== Data to process

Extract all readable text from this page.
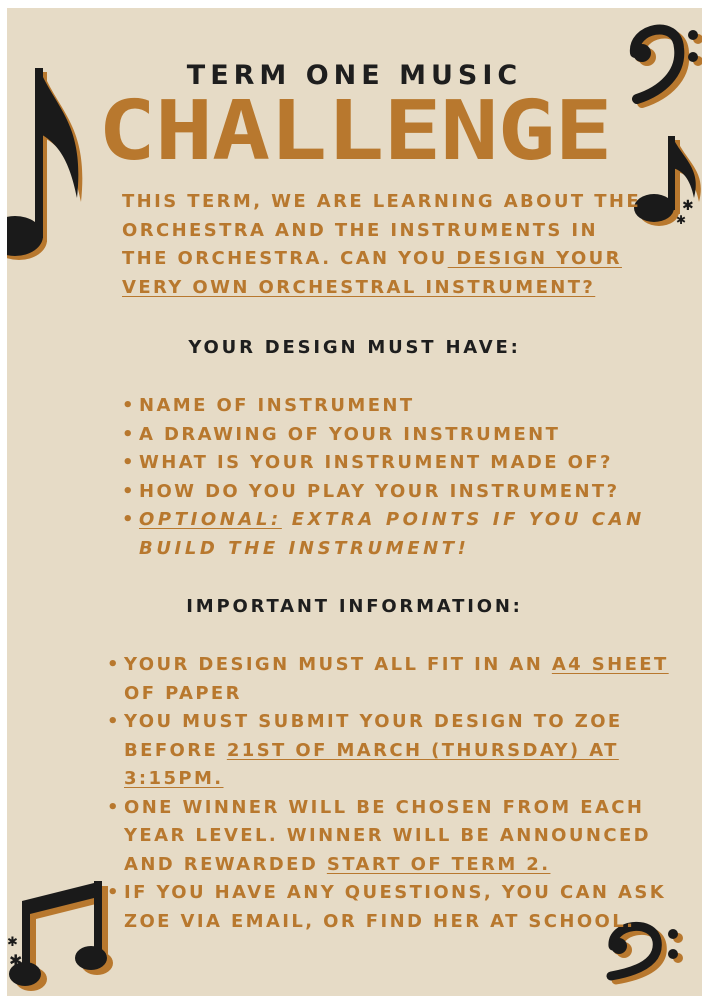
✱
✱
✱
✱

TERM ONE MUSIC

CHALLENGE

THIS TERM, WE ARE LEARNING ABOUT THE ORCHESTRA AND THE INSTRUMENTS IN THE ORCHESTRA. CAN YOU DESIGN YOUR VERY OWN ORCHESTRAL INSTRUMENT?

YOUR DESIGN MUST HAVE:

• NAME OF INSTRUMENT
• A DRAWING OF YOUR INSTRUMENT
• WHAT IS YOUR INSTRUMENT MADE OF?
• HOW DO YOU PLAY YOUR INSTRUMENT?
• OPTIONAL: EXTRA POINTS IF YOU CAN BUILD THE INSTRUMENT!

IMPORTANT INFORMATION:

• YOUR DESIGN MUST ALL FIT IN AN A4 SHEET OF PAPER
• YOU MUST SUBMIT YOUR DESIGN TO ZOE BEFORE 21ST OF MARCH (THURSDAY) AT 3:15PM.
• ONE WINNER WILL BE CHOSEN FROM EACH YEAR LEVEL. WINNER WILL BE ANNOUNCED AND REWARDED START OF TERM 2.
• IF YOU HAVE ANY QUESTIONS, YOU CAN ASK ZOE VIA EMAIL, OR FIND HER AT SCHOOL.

====

Exercise objective |
Using the records above, pull out each line where the word "TERM" occurs.

Solved exercise |
TERM ONE MUSIC
THIS TERM, WE ARE LEARNING ABOUT THE ORCHESTRA AND THE INSTRUMENTS IN THE ORCHESTRA. CAN YOU DESIGN YOUR VERY OWN ORCHESTRAL INSTRUMENT?
• ONE WINNER WILL BE CHOSEN FROM EACH YEAR LEVEL. WINNER WILL BE ANNOUNCED AND REWARDED START OF TERM 2.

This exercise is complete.